## Aim of the task
Pictures aside, write out every record exactly as it appears.

* start Raw records *

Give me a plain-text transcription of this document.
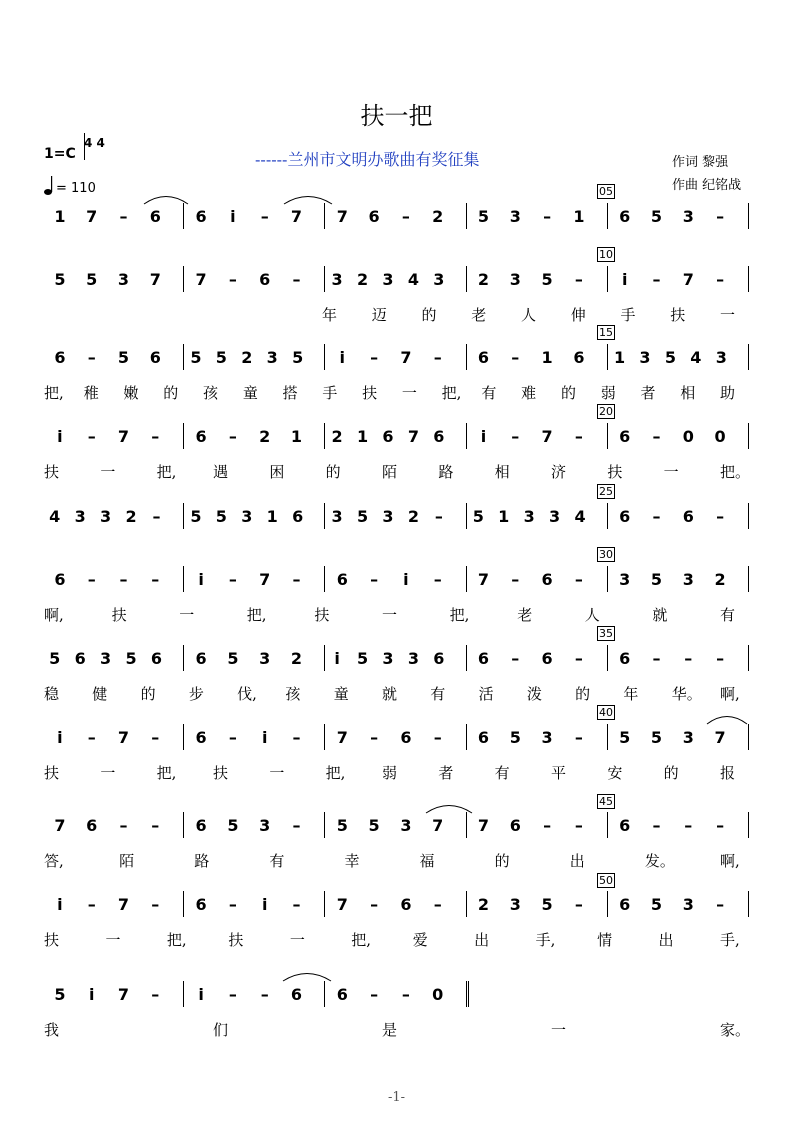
扶一把
1=C
4 4
------兰州市文明办歌曲有奖征集	作词 黎强
作曲 纪铭战
= 110	05
1 7 – 6 6 i – 7 7 6 – 2 5 3 – 1 6 5 3 –
10
5 5 3 7 7 – 6 – 3 2 3 4 3 2 3 5 – i – 7 –
年 迈 的 老 人 伸 手 扶 一
15
6 – 5 6 5 5 2 3 5 i – 7 – 6 – 1 6 1 3 5 4 3
把, 稚 嫩 的 孩 童 搭 手 扶 一 把, 有 难 的 弱 者 相 助
20
i – 7 – 6 – 2 1 2 1 6 7 6 i – 7 – 6 – 0 0
扶	一	把, 遇	困	的	陌	路	相	济	扶	一	把。
25
4 3 3 2 – 5 5 3 1 6 3 5 3 2 – 5 1 3 3 4 6 – 6 –
30
6 – – – i – 7 – 6 – i – 7 – 6 – 3 5 3 2
啊,	扶	一	把,	扶	一	把,	老	人	就	有
35
5 6 3 5 6 6 5 3 2 i 5 3 3 6 6 – 6 – 6 – – –
稳 健 的 步 伐, 孩 童 就 有 活 泼 的 年 华。 啊,
40
i – 7 – 6 – i – 7 – 6 – 6 5 3 – 5 5 3 7
扶	一	把, 扶	一	把, 弱	者	有	平	安	的	报
45
7 6 – – 6 5 3 – 5 5 3 7 7 6 – – 6 – – –
答,	陌	路	有	幸	福	的	出	发。	啊,
50
i – 7 – 6 – i – 7 – 6 – 2 3 5 – 6 5 3 –
扶	一	把,	扶	一	把,	爱	出	手,	情	出	手,
5 i 7 – i – – 6 6 – – 0
我	们	是	一	家。
-1-
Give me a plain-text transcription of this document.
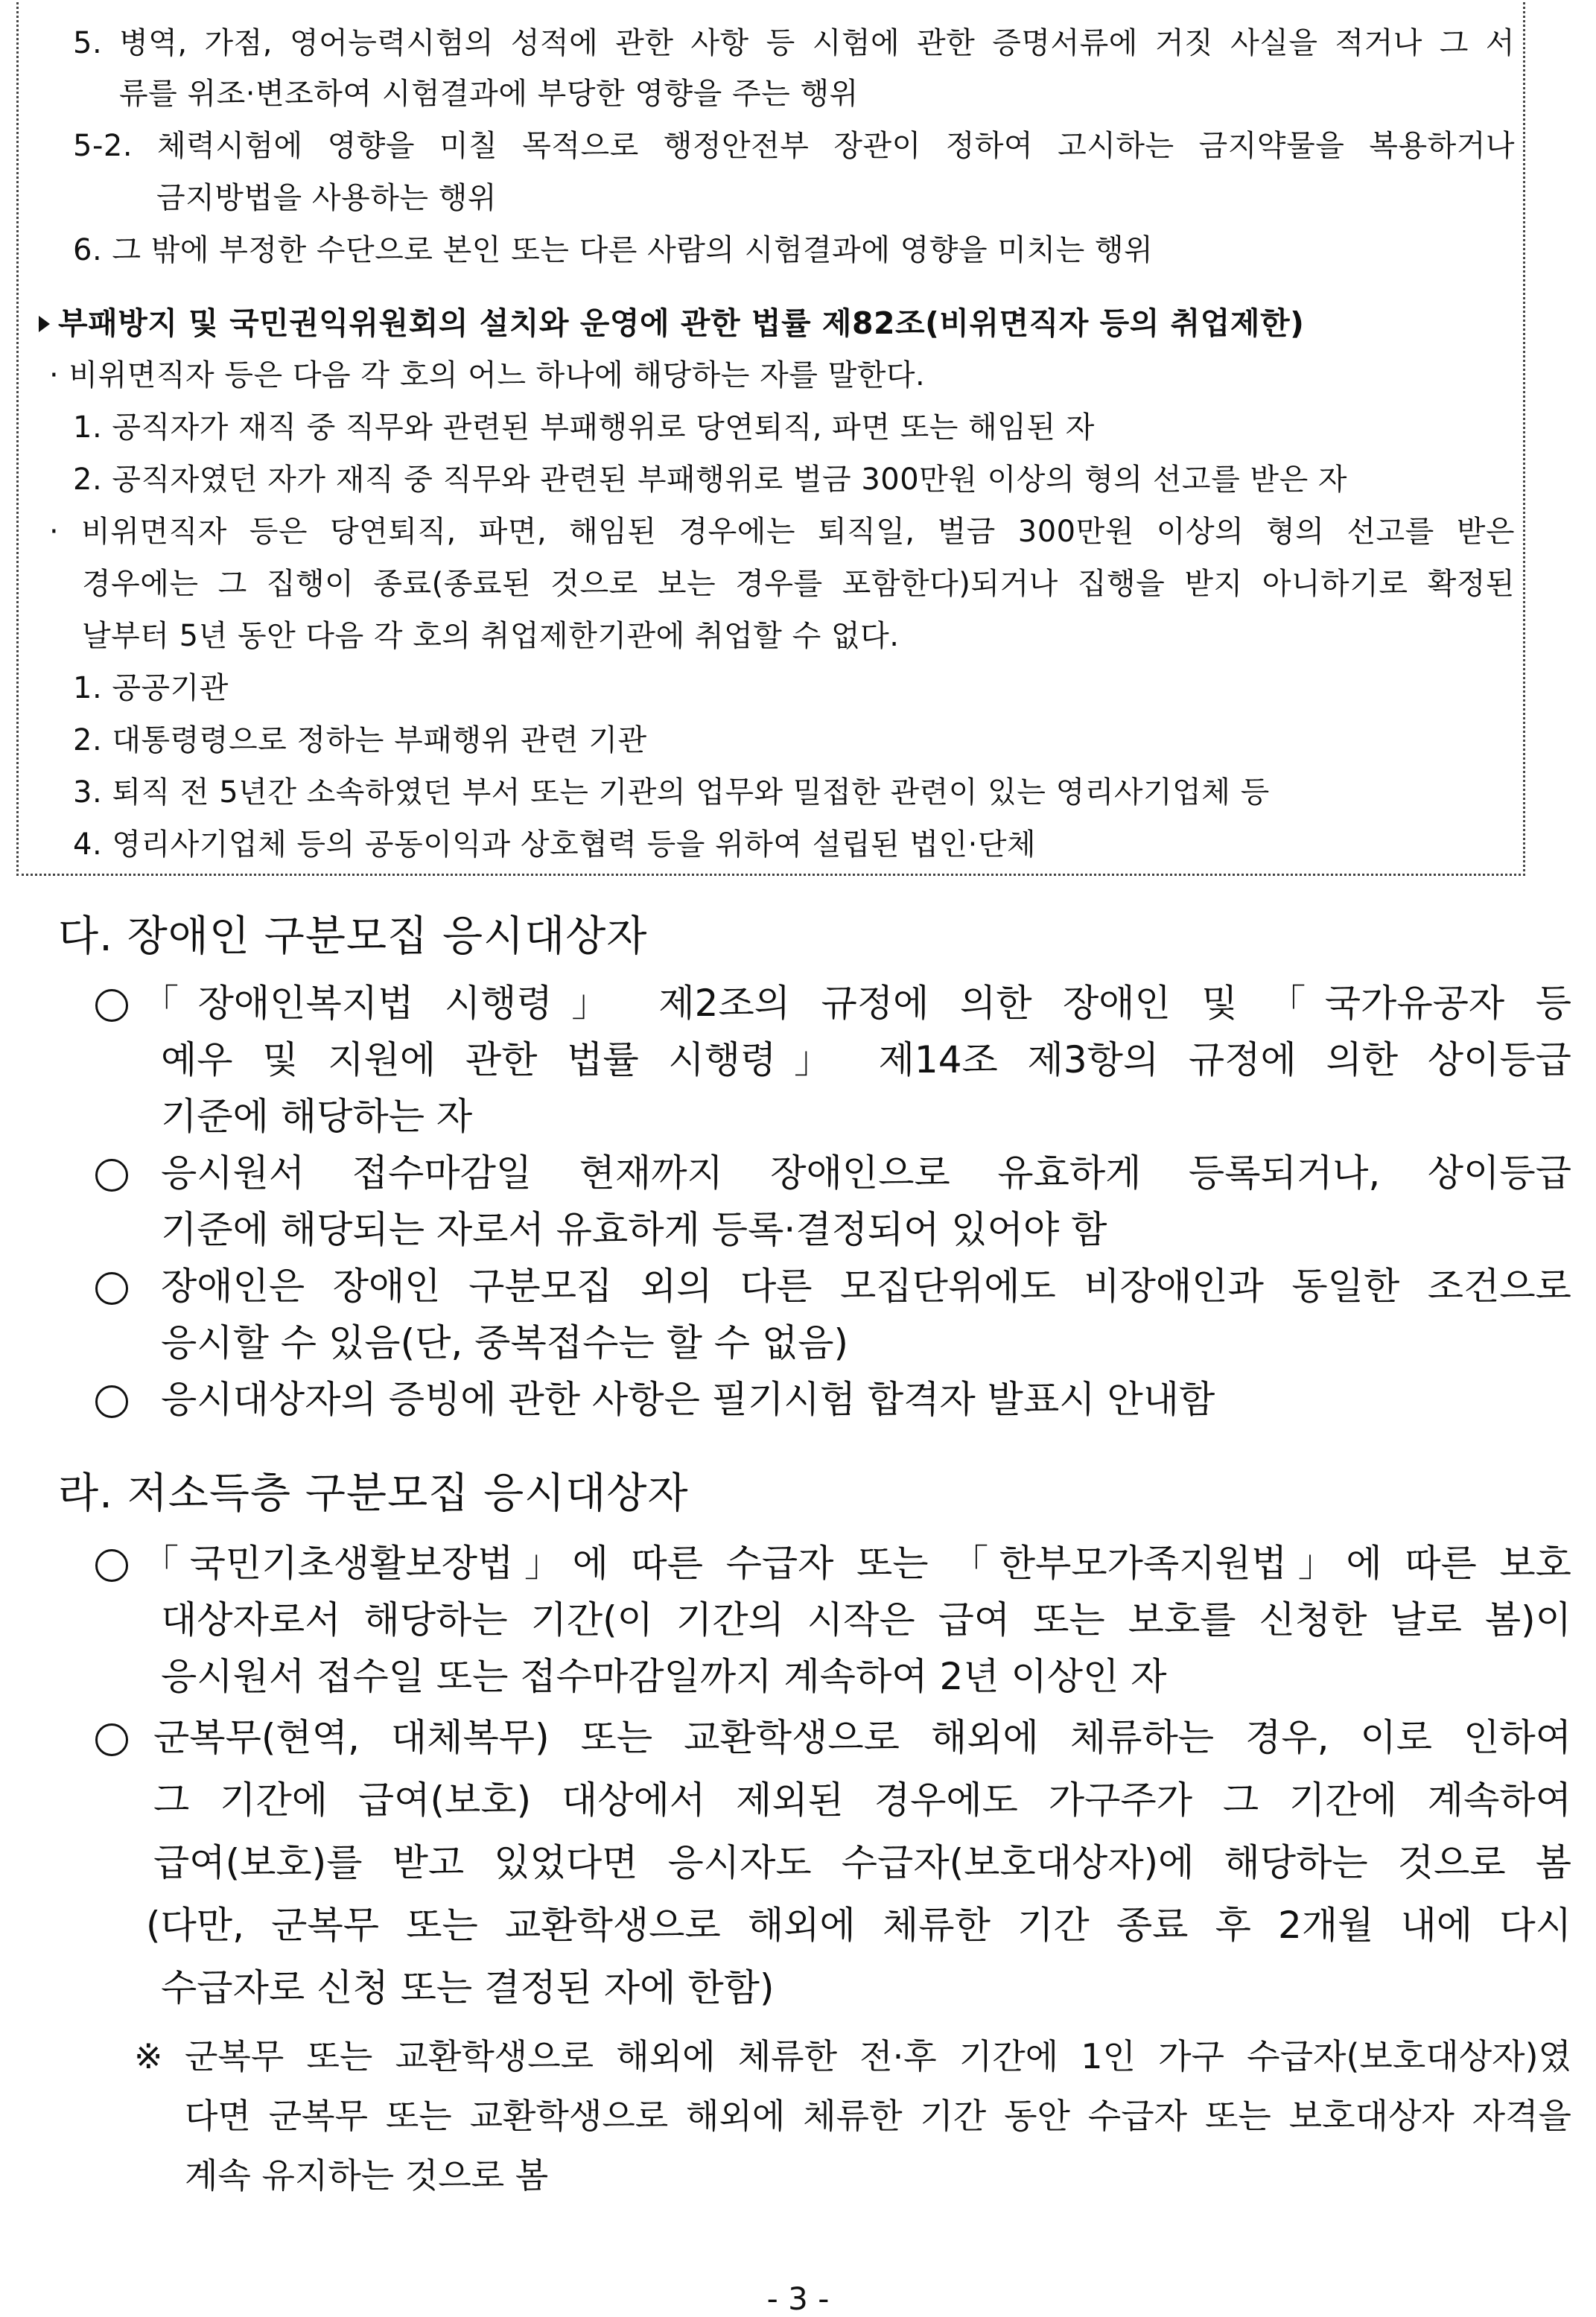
5. 병역, 가점, 영어능력시험의 성적에 관한 사항 등 시험에 관한 증명서류에 거짓 사실을 적거나 그 서
류를 위조·변조하여 시험결과에 부당한 영향을 주는 행위
5-2. 체력시험에 영향을 미칠 목적으로 행정안전부 장관이 정하여 고시하는 금지약물을 복용하거나
금지방법을 사용하는 행위
6. 그 밖에 부정한 수단으로 본인 또는 다른 사람의 시험결과에 영향을 미치는 행위
부패방지 및 국민권익위원회의 설치와 운영에 관한 법률 제82조(비위면직자 등의 취업제한)
· 비위면직자 등은 다음 각 호의 어느 하나에 해당하는 자를 말한다.
1. 공직자가 재직 중 직무와 관련된 부패행위로 당연퇴직, 파면 또는 해임된 자
2. 공직자였던 자가 재직 중 직무와 관련된 부패행위로 벌금 300만원 이상의 형의 선고를 받은 자
· 비위면직자 등은 당연퇴직, 파면, 해임된 경우에는 퇴직일, 벌금 300만원 이상의 형의 선고를 받은
경우에는 그 집행이 종료(종료된 것으로 보는 경우를 포함한다)되거나 집행을 받지 아니하기로 확정된
날부터 5년 동안 다음 각 호의 취업제한기관에 취업할 수 없다.
1. 공공기관
2. 대통령령으로 정하는 부패행위 관련 기관
3. 퇴직 전 5년간 소속하였던 부서 또는 기관의 업무와 밀접한 관련이 있는 영리사기업체 등
4. 영리사기업체 등의 공동이익과 상호협력 등을 위하여 설립된 법인·단체
다. 장애인 구분모집 응시대상자
「장애인복지법 시행령」 제2조의 규정에 의한 장애인 및 「국가유공자 등
예우 및 지원에 관한 법률 시행령」 제14조 제3항의 규정에 의한 상이등급
기준에 해당하는 자
응시원서 접수마감일 현재까지 장애인으로 유효하게 등록되거나, 상이등급
기준에 해당되는 자로서 유효하게 등록·결정되어 있어야 함
장애인은 장애인 구분모집 외의 다른 모집단위에도 비장애인과 동일한 조건으로
응시할 수 있음(단, 중복접수는 할 수 없음)
응시대상자의 증빙에 관한 사항은 필기시험 합격자 발표시 안내함
라. 저소득층 구분모집 응시대상자
「국민기초생활보장법」에 따른 수급자 또는 「한부모가족지원법」에 따른 보호
대상자로서 해당하는 기간(이 기간의 시작은 급여 또는 보호를 신청한 날로 봄)이
응시원서 접수일 또는 접수마감일까지 계속하여 2년 이상인 자
군복무(현역, 대체복무) 또는 교환학생으로 해외에 체류하는 경우, 이로 인하여
그 기간에 급여(보호) 대상에서 제외된 경우에도 가구주가 그 기간에 계속하여
급여(보호)를 받고 있었다면 응시자도 수급자(보호대상자)에 해당하는 것으로 봄
(다만, 군복무 또는 교환학생으로 해외에 체류한 기간 종료 후 2개월 내에 다시
수급자로 신청 또는 결정된 자에 한함)
※ 군복무 또는 교환학생으로 해외에 체류한 전·후 기간에 1인 가구 수급자(보호대상자)였
다면 군복무 또는 교환학생으로 해외에 체류한 기간 동안 수급자 또는 보호대상자 자격을
계속 유지하는 것으로 봄
- 3 -
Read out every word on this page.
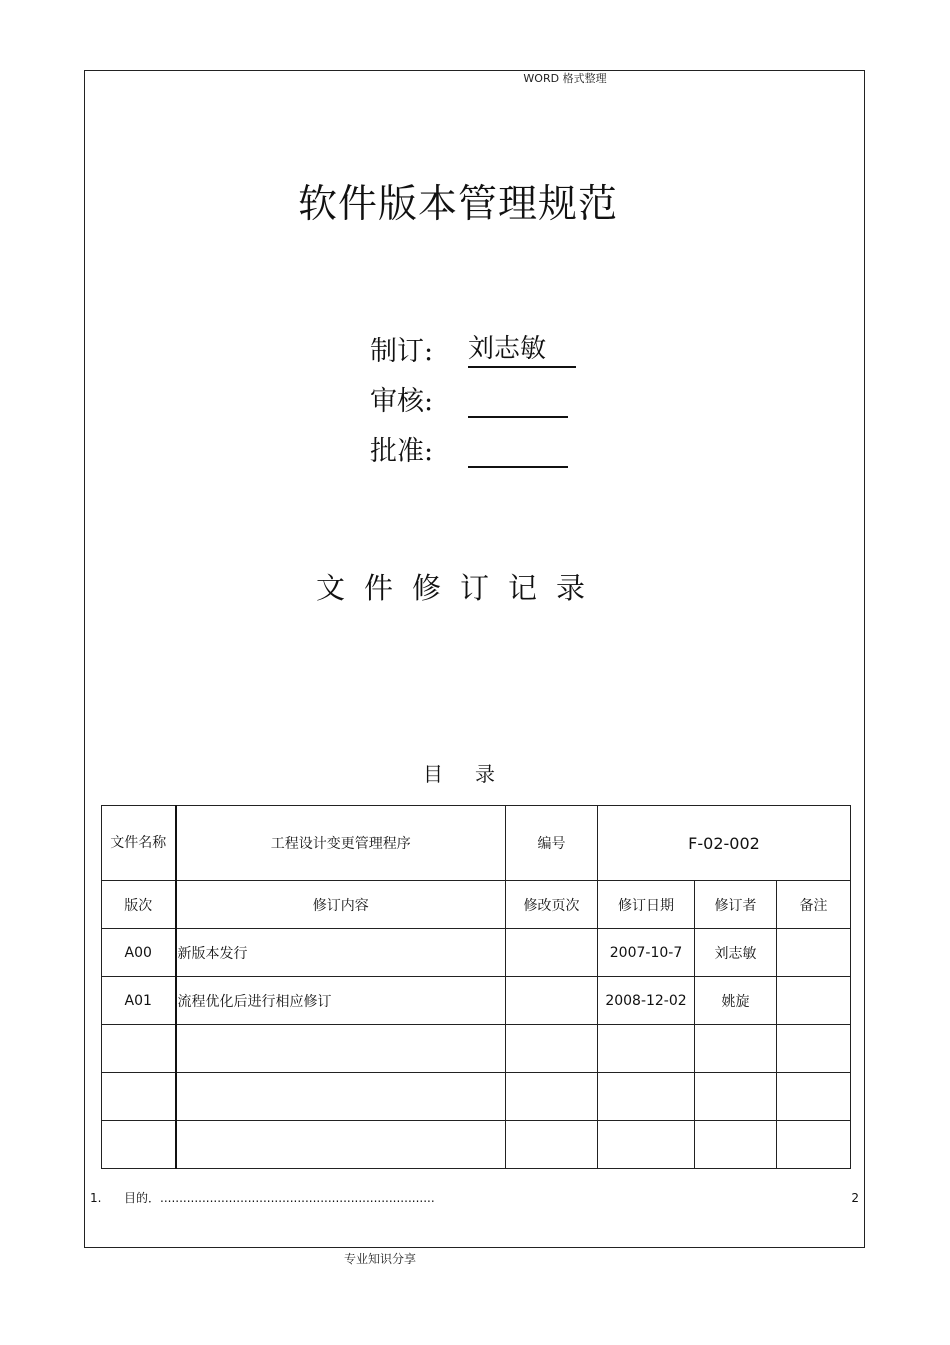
WORD 格式整理
软件版本管理规范
制订:	刘志敏
审核:
批准:
文件修订记录
目录
文件名称	工程设计变更管理程序	编号	F-02-002		
版次	修订内容	修改页次	修订日期	修订者	备注
A00	新版本发行		2007-10-7	刘志敏	
A01	流程优化后进行相应修订		2008-12-02	姚旋	

1. 目的．........................................................................	2
专业知识分享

* end Raw records *

## Exercise output
Give me a plain-text transcription of this document.
扶一把
1=C
4 4
------兰州市文明办歌曲有奖征集	作词 黎强
作曲 纪铭战
= 110	05
1 7 – 6 6 i – 7 7 6 – 2 5 3 – 1 6 5 3 –
10
5 5 3 7 7 – 6 – 3 2 3 4 3 2 3 5 – i – 7 –
年 迈 的 老 人 伸 手 扶 一
15
6 – 5 6 5 5 2 3 5 i – 7 – 6 – 1 6 1 3 5 4 3
把, 稚 嫩 的 孩 童 搭 手 扶 一 把, 有 难 的 弱 者 相 助
20
i – 7 – 6 – 2 1 2 1 6 7 6 i – 7 – 6 – 0 0
扶	一	把, 遇	困	的	陌	路	相	济	扶	一	把。
25
4 3 3 2 – 5 5 3 1 6 3 5 3 2 – 5 1 3 3 4 6 – 6 –
30
6 – – – i – 7 – 6 – i – 7 – 6 – 3 5 3 2
啊,	扶	一	把,	扶	一	把,	老	人	就	有
35
5 6 3 5 6 6 5 3 2 i 5 3 3 6 6 – 6 – 6 – – –
稳 健 的 步 伐, 孩 童 就 有 活 泼 的 年 华。 啊,
40
i – 7 – 6 – i – 7 – 6 – 6 5 3 – 5 5 3 7
扶	一	把, 扶	一	把, 弱	者	有	平	安	的	报
45
7 6 – – 6 5 3 – 5 5 3 7 7 6 – – 6 – – –
答,	陌	路	有	幸	福	的	出	发。	啊,
50
i – 7 – 6 – i – 7 – 6 – 2 3 5 – 6 5 3 –
扶	一	把,	扶	一	把,	爱	出	手,	情	出	手,
5 i 7 – i – – 6 6 – – 0
我	们	是	一	家。
-1-
Give me a plain-text transcription of this document.
5. 병역, 가점, 영어능력시험의 성적에 관한 사항 등 시험에 관한 증명서류에 거짓 사실을 적거나 그 서
류를 위조·변조하여 시험결과에 부당한 영향을 주는 행위
5-2. 체력시험에 영향을 미칠 목적으로 행정안전부 장관이 정하여 고시하는 금지약물을 복용하거나
금지방법을 사용하는 행위
6. 그 밖에 부정한 수단으로 본인 또는 다른 사람의 시험결과에 영향을 미치는 행위
부패방지 및 국민권익위원회의 설치와 운영에 관한 법률 제82조(비위면직자 등의 취업제한)
· 비위면직자 등은 다음 각 호의 어느 하나에 해당하는 자를 말한다.
1. 공직자가 재직 중 직무와 관련된 부패행위로 당연퇴직, 파면 또는 해임된 자
2. 공직자였던 자가 재직 중 직무와 관련된 부패행위로 벌금 300만원 이상의 형의 선고를 받은 자
· 비위면직자 등은 당연퇴직, 파면, 해임된 경우에는 퇴직일, 벌금 300만원 이상의 형의 선고를 받은
경우에는 그 집행이 종료(종료된 것으로 보는 경우를 포함한다)되거나 집행을 받지 아니하기로 확정된
날부터 5년 동안 다음 각 호의 취업제한기관에 취업할 수 없다.
1. 공공기관
2. 대통령령으로 정하는 부패행위 관련 기관
3. 퇴직 전 5년간 소속하였던 부서 또는 기관의 업무와 밀접한 관련이 있는 영리사기업체 등
4. 영리사기업체 등의 공동이익과 상호협력 등을 위하여 설립된 법인·단체
다. 장애인 구분모집 응시대상자
「장애인복지법 시행령」 제2조의 규정에 의한 장애인 및 「국가유공자 등
예우 및 지원에 관한 법률 시행령」 제14조 제3항의 규정에 의한 상이등급
기준에 해당하는 자
응시원서 접수마감일 현재까지 장애인으로 유효하게 등록되거나, 상이등급
기준에 해당되는 자로서 유효하게 등록·결정되어 있어야 함
장애인은 장애인 구분모집 외의 다른 모집단위에도 비장애인과 동일한 조건으로
응시할 수 있음(단, 중복접수는 할 수 없음)
응시대상자의 증빙에 관한 사항은 필기시험 합격자 발표시 안내함
라. 저소득층 구분모집 응시대상자
「국민기초생활보장법」에 따른 수급자 또는 「한부모가족지원법」에 따른 보호
대상자로서 해당하는 기간(이 기간의 시작은 급여 또는 보호를 신청한 날로 봄)이
응시원서 접수일 또는 접수마감일까지 계속하여 2년 이상인 자
군복무(현역, 대체복무) 또는 교환학생으로 해외에 체류하는 경우, 이로 인하여
그 기간에 급여(보호) 대상에서 제외된 경우에도 가구주가 그 기간에 계속하여
급여(보호)를 받고 있었다면 응시자도 수급자(보호대상자)에 해당하는 것으로 봄
(다만, 군복무 또는 교환학생으로 해외에 체류한 기간 종료 후 2개월 내에 다시
수급자로 신청 또는 결정된 자에 한함)
※ 군복무 또는 교환학생으로 해외에 체류한 전·후 기간에 1인 가구 수급자(보호대상자)였
다면 군복무 또는 교환학생으로 해외에 체류한 기간 동안 수급자 또는 보호대상자 자격을
계속 유지하는 것으로 봄
- 3 -
Read out every word on this page.
WORD 格式整理
软件版本管理规范
制订:	刘志敏
审核:
批准:
文件修订记录
目录
文件名称	工程设计变更管理程序	编号	F-02-002		
版次	修订内容	修改页次	修订日期	修订者	备注
A00	新版本发行		2007-10-7	刘志敏	
A01	流程优化后进行相应修订		2008-12-02	姚旋	

1. 目的．........................................................................	2
专业知识分享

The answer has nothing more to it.